**JOB:** Pull every line containing "outer" from the entries.

Figure data in JSON:
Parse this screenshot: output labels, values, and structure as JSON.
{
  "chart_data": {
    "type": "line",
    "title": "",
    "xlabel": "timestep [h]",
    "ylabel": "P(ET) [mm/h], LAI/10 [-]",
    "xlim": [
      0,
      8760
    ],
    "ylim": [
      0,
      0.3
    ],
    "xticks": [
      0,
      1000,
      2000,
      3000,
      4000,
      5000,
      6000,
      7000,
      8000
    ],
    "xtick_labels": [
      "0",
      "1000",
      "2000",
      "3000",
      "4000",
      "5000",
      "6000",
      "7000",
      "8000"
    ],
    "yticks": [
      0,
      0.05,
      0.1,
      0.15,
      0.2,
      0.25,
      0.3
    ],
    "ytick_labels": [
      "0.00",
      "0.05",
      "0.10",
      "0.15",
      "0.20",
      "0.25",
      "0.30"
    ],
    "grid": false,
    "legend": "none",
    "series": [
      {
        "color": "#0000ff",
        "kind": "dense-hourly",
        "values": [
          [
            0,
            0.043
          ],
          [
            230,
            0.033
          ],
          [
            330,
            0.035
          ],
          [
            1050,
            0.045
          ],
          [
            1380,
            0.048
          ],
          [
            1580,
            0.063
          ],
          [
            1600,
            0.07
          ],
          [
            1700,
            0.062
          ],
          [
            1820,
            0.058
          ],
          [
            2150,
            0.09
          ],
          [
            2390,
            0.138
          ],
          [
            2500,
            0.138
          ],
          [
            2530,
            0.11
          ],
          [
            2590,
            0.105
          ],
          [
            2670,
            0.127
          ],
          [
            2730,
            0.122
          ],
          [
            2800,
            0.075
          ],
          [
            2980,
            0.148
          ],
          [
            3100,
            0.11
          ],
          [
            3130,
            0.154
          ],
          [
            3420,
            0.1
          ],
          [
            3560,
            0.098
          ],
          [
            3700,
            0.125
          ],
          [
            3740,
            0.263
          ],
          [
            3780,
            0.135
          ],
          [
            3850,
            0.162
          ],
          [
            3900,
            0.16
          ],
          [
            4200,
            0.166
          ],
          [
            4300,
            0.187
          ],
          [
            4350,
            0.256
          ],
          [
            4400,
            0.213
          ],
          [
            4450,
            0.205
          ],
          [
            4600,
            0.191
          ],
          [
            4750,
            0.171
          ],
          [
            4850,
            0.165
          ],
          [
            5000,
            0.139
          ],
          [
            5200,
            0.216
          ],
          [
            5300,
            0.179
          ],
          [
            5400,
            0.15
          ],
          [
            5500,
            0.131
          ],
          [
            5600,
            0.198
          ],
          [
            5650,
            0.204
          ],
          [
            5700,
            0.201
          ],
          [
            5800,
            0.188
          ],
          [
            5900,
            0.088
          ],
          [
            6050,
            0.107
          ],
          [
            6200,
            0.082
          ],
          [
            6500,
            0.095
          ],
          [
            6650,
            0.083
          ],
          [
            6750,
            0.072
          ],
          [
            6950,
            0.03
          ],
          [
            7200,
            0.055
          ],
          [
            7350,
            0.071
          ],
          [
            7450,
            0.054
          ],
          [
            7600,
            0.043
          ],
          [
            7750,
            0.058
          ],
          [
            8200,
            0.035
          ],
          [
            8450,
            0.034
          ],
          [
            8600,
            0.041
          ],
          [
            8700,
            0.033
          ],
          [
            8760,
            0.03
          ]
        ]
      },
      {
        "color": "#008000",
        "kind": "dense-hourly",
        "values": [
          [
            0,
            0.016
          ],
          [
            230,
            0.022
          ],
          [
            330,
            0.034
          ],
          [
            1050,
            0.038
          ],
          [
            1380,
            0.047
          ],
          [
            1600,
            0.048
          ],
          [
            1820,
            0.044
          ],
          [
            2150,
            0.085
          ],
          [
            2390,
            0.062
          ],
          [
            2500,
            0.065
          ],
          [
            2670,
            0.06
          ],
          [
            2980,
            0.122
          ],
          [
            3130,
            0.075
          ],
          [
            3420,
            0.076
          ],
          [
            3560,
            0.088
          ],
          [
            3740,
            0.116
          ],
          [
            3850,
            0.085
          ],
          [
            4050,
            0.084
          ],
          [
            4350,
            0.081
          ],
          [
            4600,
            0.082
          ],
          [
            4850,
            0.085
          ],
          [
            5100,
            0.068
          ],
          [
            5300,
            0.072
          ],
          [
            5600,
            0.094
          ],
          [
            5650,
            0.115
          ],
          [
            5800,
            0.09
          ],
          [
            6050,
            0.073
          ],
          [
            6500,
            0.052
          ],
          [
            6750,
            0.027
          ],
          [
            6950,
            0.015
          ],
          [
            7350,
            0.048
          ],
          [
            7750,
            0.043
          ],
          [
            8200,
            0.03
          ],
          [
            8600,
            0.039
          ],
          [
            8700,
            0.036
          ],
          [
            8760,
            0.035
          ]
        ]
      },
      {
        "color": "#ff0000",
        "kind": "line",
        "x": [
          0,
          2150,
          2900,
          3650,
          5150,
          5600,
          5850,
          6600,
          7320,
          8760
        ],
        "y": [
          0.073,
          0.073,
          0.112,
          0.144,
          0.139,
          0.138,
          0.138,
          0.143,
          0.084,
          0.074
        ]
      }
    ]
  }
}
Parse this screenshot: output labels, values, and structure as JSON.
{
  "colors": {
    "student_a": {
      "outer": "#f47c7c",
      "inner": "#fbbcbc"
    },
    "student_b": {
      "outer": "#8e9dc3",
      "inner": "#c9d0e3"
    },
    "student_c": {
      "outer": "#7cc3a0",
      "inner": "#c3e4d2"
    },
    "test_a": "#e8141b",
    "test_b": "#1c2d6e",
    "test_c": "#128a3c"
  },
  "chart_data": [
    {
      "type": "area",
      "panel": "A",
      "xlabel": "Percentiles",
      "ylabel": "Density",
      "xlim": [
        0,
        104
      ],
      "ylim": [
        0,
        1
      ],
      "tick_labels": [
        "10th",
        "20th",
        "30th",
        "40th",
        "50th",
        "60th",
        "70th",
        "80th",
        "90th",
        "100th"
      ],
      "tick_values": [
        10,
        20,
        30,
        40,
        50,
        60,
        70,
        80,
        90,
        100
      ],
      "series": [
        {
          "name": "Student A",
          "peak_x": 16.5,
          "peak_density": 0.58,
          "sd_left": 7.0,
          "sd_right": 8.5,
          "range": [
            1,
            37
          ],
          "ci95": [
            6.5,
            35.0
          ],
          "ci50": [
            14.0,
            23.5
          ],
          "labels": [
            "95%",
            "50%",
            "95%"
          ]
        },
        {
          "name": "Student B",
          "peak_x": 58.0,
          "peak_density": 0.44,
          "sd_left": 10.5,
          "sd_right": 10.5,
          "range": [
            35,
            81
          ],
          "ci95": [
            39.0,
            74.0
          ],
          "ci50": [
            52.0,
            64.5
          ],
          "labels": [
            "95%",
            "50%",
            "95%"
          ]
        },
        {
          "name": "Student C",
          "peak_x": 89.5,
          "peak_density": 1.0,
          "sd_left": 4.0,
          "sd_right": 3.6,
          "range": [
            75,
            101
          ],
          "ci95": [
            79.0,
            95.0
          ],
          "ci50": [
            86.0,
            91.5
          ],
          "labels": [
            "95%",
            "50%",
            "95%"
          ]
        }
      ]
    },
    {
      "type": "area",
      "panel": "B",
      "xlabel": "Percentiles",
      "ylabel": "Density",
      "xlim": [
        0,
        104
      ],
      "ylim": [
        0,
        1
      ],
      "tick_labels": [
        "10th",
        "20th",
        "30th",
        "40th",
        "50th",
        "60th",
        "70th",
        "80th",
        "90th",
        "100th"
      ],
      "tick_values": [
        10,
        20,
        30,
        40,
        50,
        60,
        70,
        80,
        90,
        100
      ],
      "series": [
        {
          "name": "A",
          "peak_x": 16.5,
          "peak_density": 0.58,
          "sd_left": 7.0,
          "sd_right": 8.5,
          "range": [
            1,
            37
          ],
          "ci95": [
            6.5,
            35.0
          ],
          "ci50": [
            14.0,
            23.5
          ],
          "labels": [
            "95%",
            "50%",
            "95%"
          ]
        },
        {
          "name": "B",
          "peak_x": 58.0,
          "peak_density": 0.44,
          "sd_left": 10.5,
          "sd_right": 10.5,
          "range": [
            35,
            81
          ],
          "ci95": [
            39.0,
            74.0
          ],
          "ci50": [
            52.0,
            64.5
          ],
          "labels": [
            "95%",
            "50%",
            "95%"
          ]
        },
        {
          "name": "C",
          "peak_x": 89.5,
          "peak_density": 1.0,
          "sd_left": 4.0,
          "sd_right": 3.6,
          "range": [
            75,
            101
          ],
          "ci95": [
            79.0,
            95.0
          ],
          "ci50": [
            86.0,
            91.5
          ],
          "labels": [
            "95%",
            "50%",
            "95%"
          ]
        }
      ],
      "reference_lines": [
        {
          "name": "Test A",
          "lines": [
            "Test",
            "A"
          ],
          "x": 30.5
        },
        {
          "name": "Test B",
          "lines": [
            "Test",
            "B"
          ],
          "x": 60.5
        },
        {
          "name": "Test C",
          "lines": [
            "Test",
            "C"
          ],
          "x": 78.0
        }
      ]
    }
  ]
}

**COMPLETE RESPONSE:**
      "outer": "#f47c7c",
      "outer": "#8e9dc3",
      "outer": "#7cc3a0",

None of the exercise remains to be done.